» **WHAT TO DO**: Quote exactly the lines from the one with "Extract all readable text from this page." to the end of the data, both included; omit the pictures.

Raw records
□ □ □ □ □ □ □
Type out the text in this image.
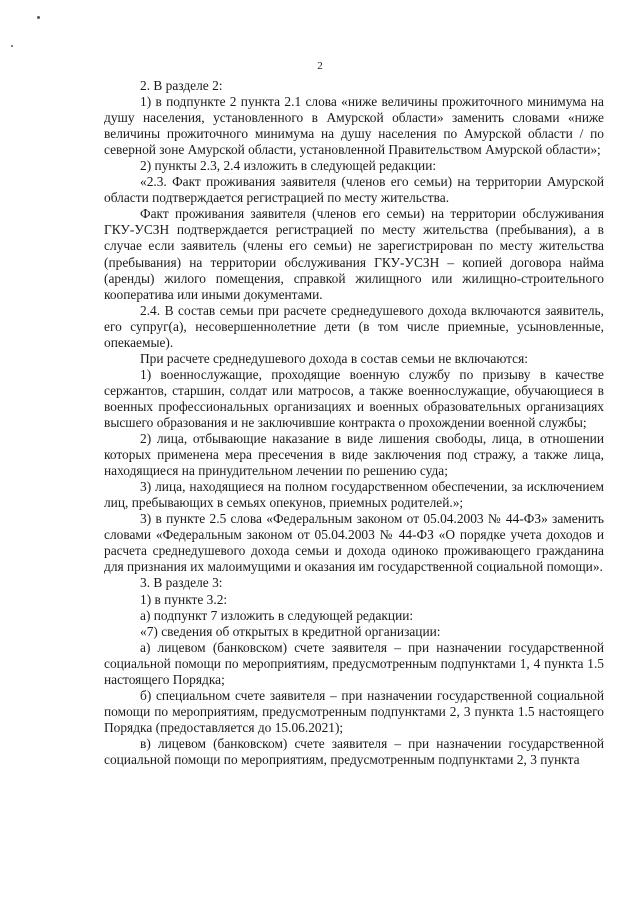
2

2. В разделе 2:

1) в подпункте 2 пункта 2.1 слова «ниже величины прожиточного минимума на душу населения, установленного в Амурской области» заменить словами «ниже величины прожиточного минимума на душу населения по Амурской области / по северной зоне Амурской области, установленной Правительством Амурской области»;

2) пункты 2.3, 2.4 изложить в следующей редакции:

«2.3. Факт проживания заявителя (членов его семьи) на территории Амурской области подтверждается регистрацией по месту жительства.

Факт проживания заявителя (членов его семьи) на территории обслуживания ГКУ-УСЗН подтверждается регистрацией по месту жительства (пребывания), а в случае если заявитель (члены его семьи) не зарегистрирован по месту жительства (пребывания) на территории обслуживания ГКУ-УСЗН – копией договора найма (аренды) жилого помещения, справкой жилищного или жилищно-строительного кооператива или иными документами.

2.4. В состав семьи при расчете среднедушевого дохода включаются заявитель, его супруг(а), несовершеннолетние дети (в том числе приемные, усыновленные, опекаемые).

При расчете среднедушевого дохода в состав семьи не включаются:

1) военнослужащие, проходящие военную службу по призыву в качестве сержантов, старшин, солдат или матросов, а также военнослужащие, обучающиеся в военных профессиональных организациях и военных образовательных организациях высшего образования и не заключившие контракта о прохождении военной службы;

2) лица, отбывающие наказание в виде лишения свободы, лица, в отношении которых применена мера пресечения в виде заключения под стражу, а также лица, находящиеся на принудительном лечении по решению суда;

3) лица, находящиеся на полном государственном обеспечении, за исключением лиц, пребывающих в семьях опекунов, приемных родителей.»;

3) в пункте 2.5 слова «Федеральным законом от 05.04.2003 № 44-ФЗ» заменить словами «Федеральным законом от 05.04.2003 № 44-ФЗ «О порядке учета доходов и расчета среднедушевого дохода семьи и дохода одиноко проживающего гражданина для признания их малоимущими и оказания им государственной социальной помощи».

3. В разделе 3:

1) в пункте 3.2:

а) подпункт 7 изложить в следующей редакции:

«7) сведения об открытых в кредитной организации:

а) лицевом (банковском) счете заявителя – при назначении государственной социальной помощи по мероприятиям, предусмотренным подпунктами 1, 4 пункта 1.5 настоящего Порядка;

б) специальном счете заявителя – при назначении государственной социальной помощи по мероприятиям, предусмотренным подпунктами 2, 3 пункта 1.5 настоящего Порядка (предоставляется до 15.06.2021);

в) лицевом (банковском) счете заявителя – при назначении государственной социальной помощи по мероприятиям, предусмотренным подпунктами 2, 3 пункта
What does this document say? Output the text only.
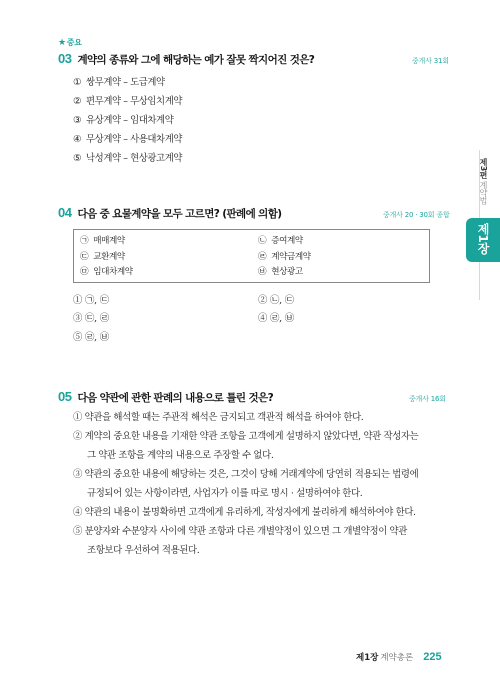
★중요
03 계약의 종류와 그에 해당하는 예가 잘못 짝지어진 것은?	중개사 31회
① 쌍무계약 – 도급계약
② 편무계약 – 무상임치계약
③ 유상계약 – 임대차계약
④ 무상계약 – 사용대차계약
⑤ 낙성계약 – 현상광고계약	제3편 계약법
제1장
04 다음 중 요물계약을 모두 고르면? (판례에 의함)	중개사 20 · 30회 종합
㉠ 매매계약	㉡ 증여계약
㉢ 교환계약	㉣ 계약금계약
㉤ 임대차계약	㉥ 현상광고
① ㉠, ㉢	② ㉡, ㉢
③ ㉢, ㉣	④ ㉣, ㉥
⑤ ㉣, ㉥
05 다음 약관에 관한 판례의 내용으로 틀린 것은?	중개사 16회
① 약관을 해석할 때는 주관적 해석은 금지되고 객관적 해석을 하여야 한다.
② 계약의 중요한 내용을 기재한 약관 조항을 고객에게 설명하지 않았다면, 약관 작성자는
그 약관 조항을 계약의 내용으로 주장할 수 없다.
③ 약관의 중요한 내용에 해당하는 것은, 그것이 당해 거래계약에 당연히 적용되는 법령에
규정되어 있는 사항이라면, 사업자가 이를 따로 명시 · 설명하여야 한다.
④ 약관의 내용이 불명확하면 고객에게 유리하게, 작성자에게 불리하게 해석하여야 한다.
⑤ 분양자와 수분양자 사이에 약관 조항과 다른 개별약정이 있으면 그 개별약정이 약관
조항보다 우선하여 적용된다.
제1장 계약총론 225
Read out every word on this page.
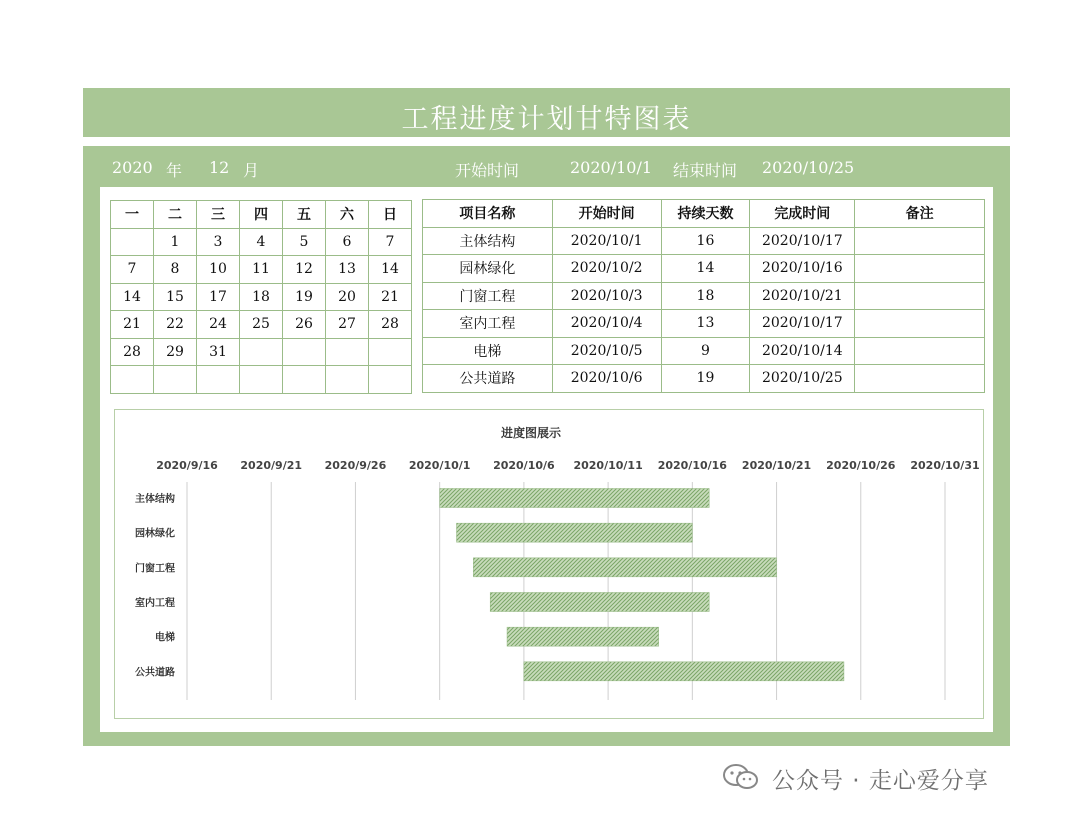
工程进度计划甘特图表
2020 年 12 月	开始时间	2020/10/1 结束时间 2020/10/25
一	二	三	四	五	六	日
	1	3	4	5	6	7
7	8	10	11	12	13	14
14	15	17	18	19	20	21
21	22	24	25	26	27	28
28	29	31				

项目名称	开始时间	持续天数	完成时间	备注
主体结构	2020/10/1	16	2020/10/17	
园林绿化	2020/10/2	14	2020/10/16	
门窗工程	2020/10/3	18	2020/10/21	
室内工程	2020/10/4	13	2020/10/17	
电梯	2020/10/5	9	2020/10/14	
公共道路	2020/10/6	19	2020/10/25	
进度图展示
2020/9/16 2020/9/21 2020/9/26 2020/10/1 2020/10/6 2020/10/11 2020/10/16 2020/10/21 2020/10/26 2020/10/31
主体结构
园林绿化
门窗工程
室内工程
电梯
公共道路
公众号 · 走心爱分享
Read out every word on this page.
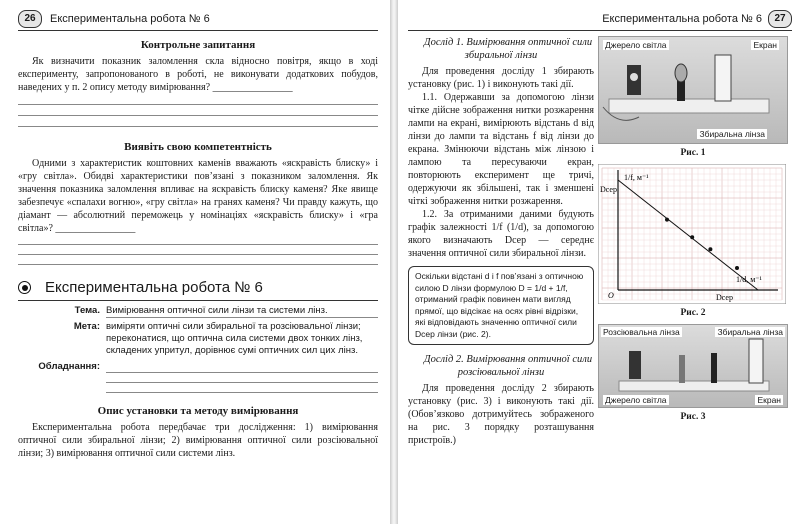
26	Експериментальна робота № 6
Контрольне запитання

Як визначити показник заломлення скла відносно повітря, якщо в ході експерименту, запропонованого в роботі, не виконувати додаткових побудов, наведених у п. 2 опису методу вимірювання? ________________

Виявіть свою компетентність

Одними з характеристик коштовних каменів вважають «яскравість блиску» і «гру світла». Обидві характеристики пов’язані з показником заломлення. Як значення показника заломлення впливає на яскравість блиску каменя? Яке явище забезпечує «спалахи вогню», «гру світла» на гранях каменя? Чи правду кажуть, що діамант — абсолютний переможець у номінаціях «яскравість блиску» і «гра світла»? ________________

Експериментальна робота № 6
Тема. Вимірювання оптичної сили лінзи та системи лінз.
Мета: виміряти оптичні сили збиральної та розсіювальної лінзи; переконатися, що оптична сила системи двох тонких лінз, складених упритул, дорівнює сумі оптичних сил цих лінз.
Обладнання:
Опис установки та методу вимірювання

Експериментальна робота передбачає три дослідження: 1) вимірювання оптичної сили збиральної лінзи; 2) вимірювання оптичної сили розсіювальної лінзи; 3) вимірювання оптичної сили системи лінз.

Експериментальна робота № 6	27

Дослід 1. Вимірювання оптичної сили збиральної лінзи

Для проведення досліду 1 збирають установку (рис. 1) і виконують такі дії.

1.1. Одержавши за допомогою лінзи чітке дійсне зображення нитки розжарення лампи на екрані, вимірюють відстань d від лінзи до лампи та відстань f від лінзи до екрана. Змінюючи відстань між лінзою і лампою та пересуваючи екран, повторюють експеримент ще тричі, одержуючи як збільшені, так і зменшені чіткі зображення нитки розжарення.

1.2. За отриманими даними будують графік залежності 1/f (1/d), за допомогою якого визначають Dсер — середнє значення оптичної сили збиральної лінзи.

Оскільки відстані d і f пов’язані з оптичною силою D лінзи формулою D = 1/d + 1/f, отриманий графік повинен мати вигляд прямої, що відсікає на осях рівні відрізки, які відповідають значенню оптичної сили Dсер лінзи (рис. 2).

Дослід 2. Вимірювання оптичної сили розсіювальної лінзи

Для проведення досліду 2 збирають установку (рис. 3) і виконують такі дії. (Обов’язково дотримуйтесь зображеного на рис. 3 порядку розташування пристроїв.)

Джерело світла	Екран
Збиральна лінза
Рис. 1
1/f, м⁻¹
1/d, м⁻¹
Dсер
Dсер
O
Рис. 2
Розсіювальна лінза	Збиральна лінза
Джерело світла	Екран
Рис. 3
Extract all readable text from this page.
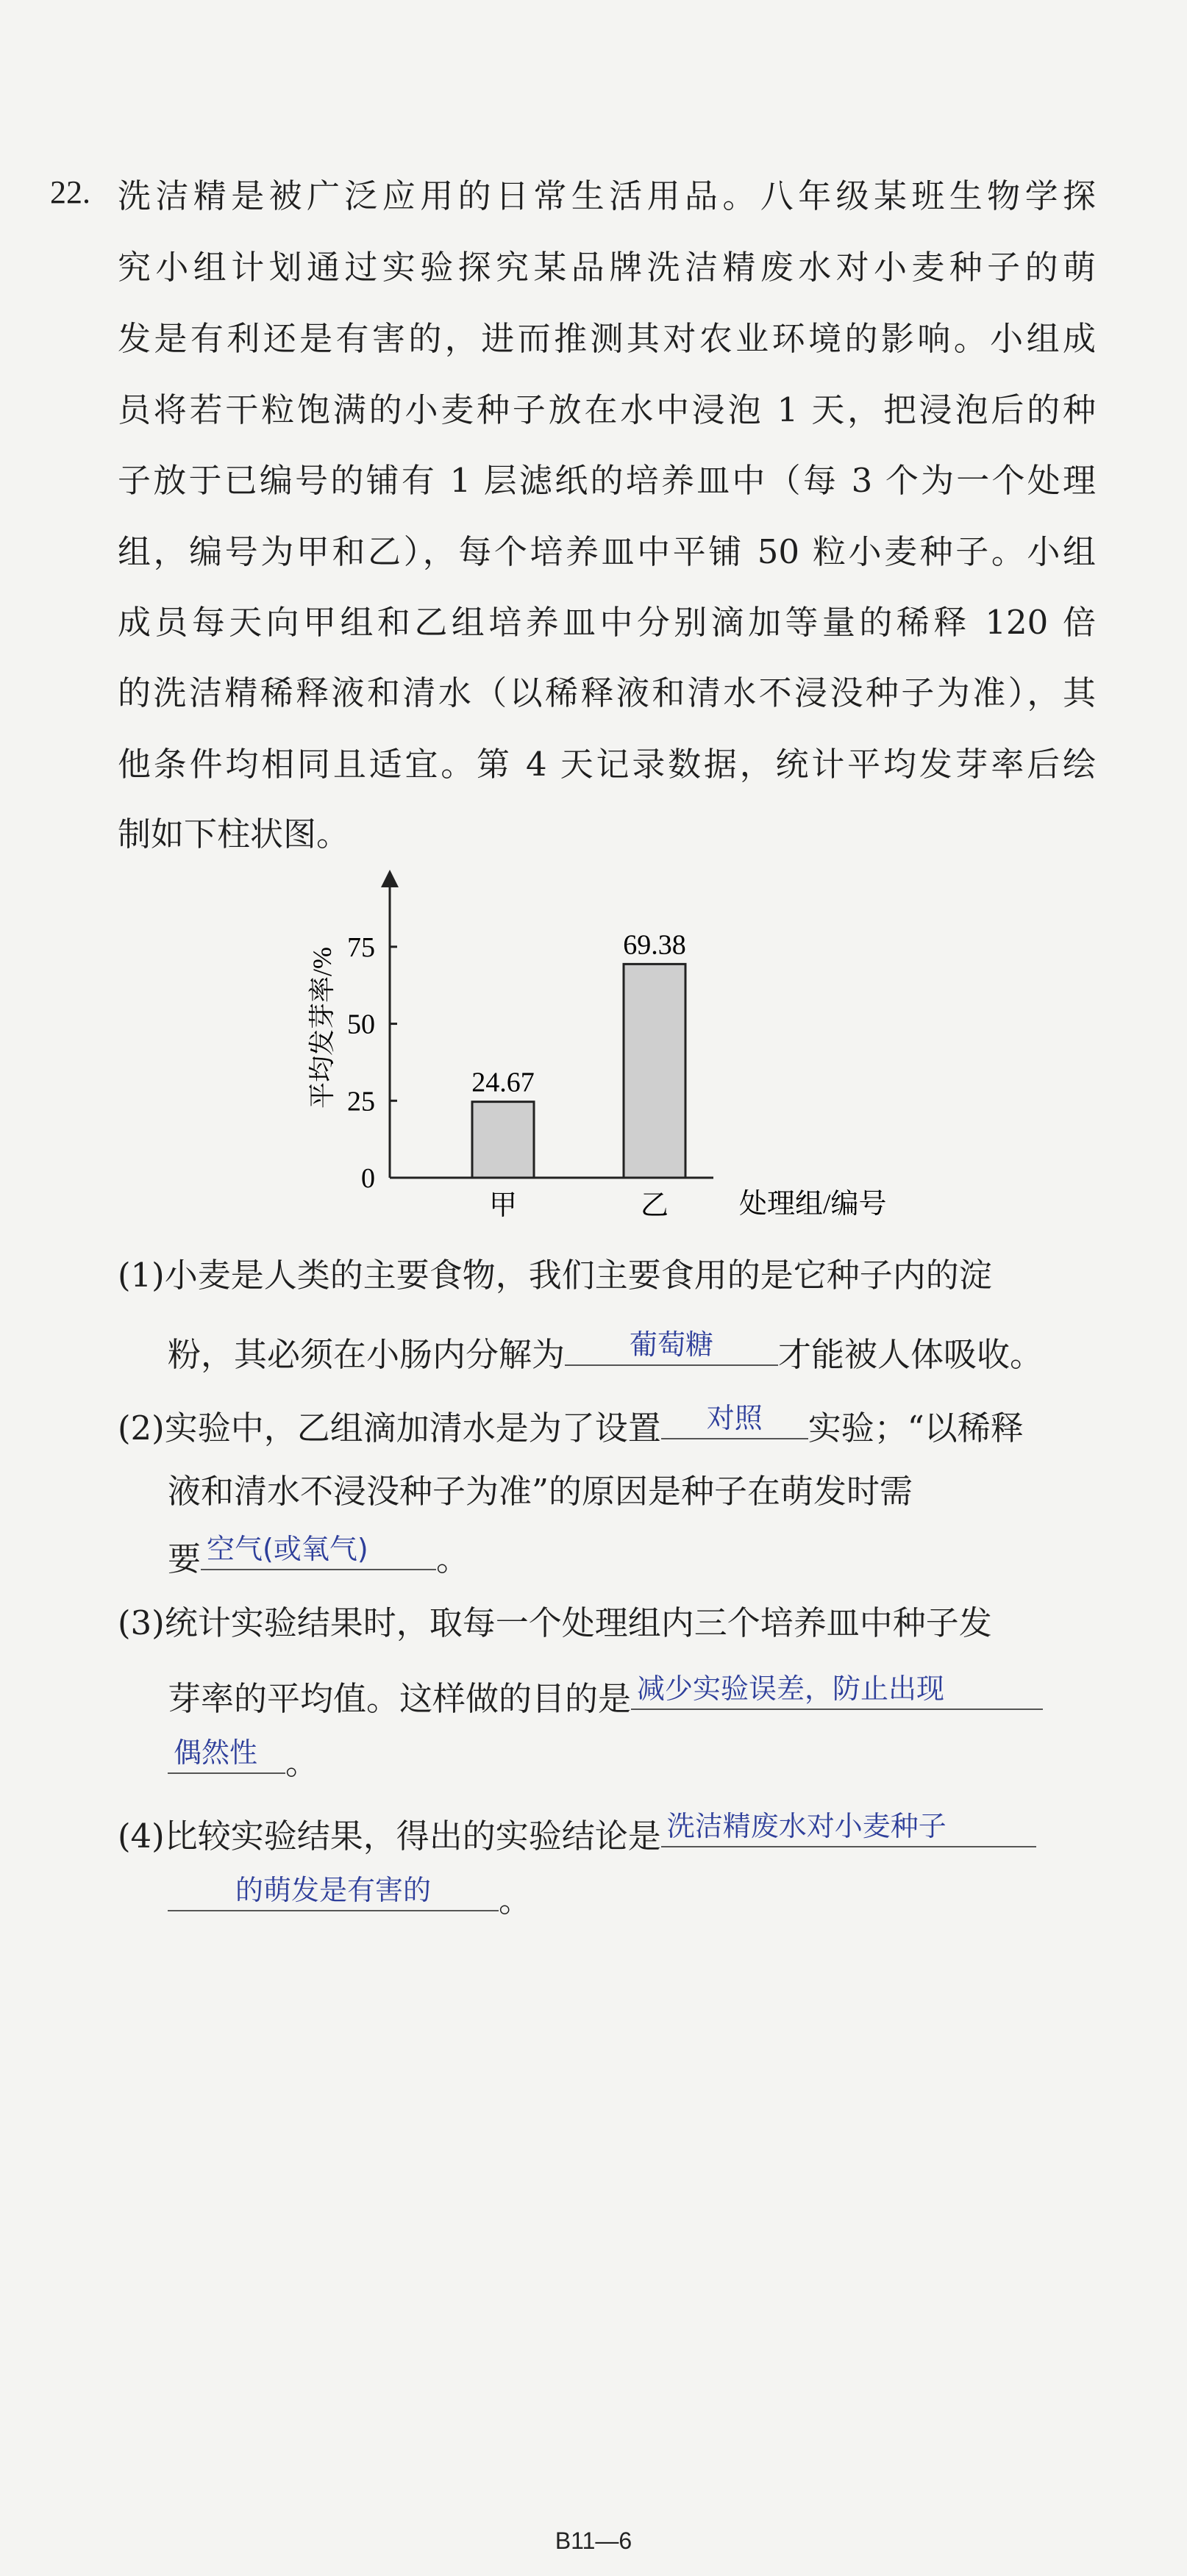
22. 洗洁精是被广泛应用的日常生活用品。八年级某班生物学探
究小组计划通过实验探究某品牌洗洁精废水对小麦种子的萌
发是有利还是有害的，进而推测其对农业环境的影响。小组成
员将若干粒饱满的小麦种子放在水中浸泡 1 天，把浸泡后的种
子放于已编号的铺有 1 层滤纸的培养皿中（每 3 个为一个处理
组，编号为甲和乙），每个培养皿中平铺 50 粒小麦种子。小组
成员每天向甲组和乙组培养皿中分别滴加等量的稀释 120 倍
的洗洁精稀释液和清水（以稀释液和清水不浸没种子为准），其
他条件均相同且适宜。第 4 天记录数据，统计平均发芽率后绘
制如下柱状图。
0
25
50
75
24.67
甲
69.38
乙
平均发芽率/%
处理组/编号
(1)小麦是人类的主要食物，我们主要食用的是它种子内的淀
粉，其必须在小肠内分解为	葡萄糖	才能被人体吸收。
(2)实验中，乙组滴加清水是为了设置	对照	实验；“以稀释
液和清水不浸没种子为准”的原因是种子在萌发时需
要 空气(或氧气)	。
(3)统计实验结果时，取每一个处理组内三个培养皿中种子发
芽率的平均值。这样做的目的是 减少实验误差，防止出现
偶然性 。
(4)比较实验结果，得出的实验结论是 洗洁精废水对小麦种子
的萌发是有害的	。
B11—6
□ □ □ □ □ □ □
» **SOLUTION TO THIS EXERCISE**:
Extract all readable text from this page.
22. 洗洁精是被广泛应用的日常生活用品。八年级某班生物学探
究小组计划通过实验探究某品牌洗洁精废水对小麦种子的萌
发是有利还是有害的，进而推测其对农业环境的影响。小组成
员将若干粒饱满的小麦种子放在水中浸泡 1 天，把浸泡后的种
子放于已编号的铺有 1 层滤纸的培养皿中（每 3 个为一个处理
组，编号为甲和乙），每个培养皿中平铺 50 粒小麦种子。小组
成员每天向甲组和乙组培养皿中分别滴加等量的稀释 120 倍
的洗洁精稀释液和清水（以稀释液和清水不浸没种子为准），其
他条件均相同且适宜。第 4 天记录数据，统计平均发芽率后绘
制如下柱状图。
0
25
50
75
24.67
甲
69.38
乙
平均发芽率/%
处理组/编号
(1)小麦是人类的主要食物，我们主要食用的是它种子内的淀
粉，其必须在小肠内分解为	葡萄糖	才能被人体吸收。
(2)实验中，乙组滴加清水是为了设置	对照	实验；“以稀释
液和清水不浸没种子为准”的原因是种子在萌发时需
要 空气(或氧气)	。
(3)统计实验结果时，取每一个处理组内三个培养皿中种子发
芽率的平均值。这样做的目的是 减少实验误差，防止出现
偶然性 。
(4)比较实验结果，得出的实验结论是 洗洁精废水对小麦种子
的萌发是有害的	。
B11—6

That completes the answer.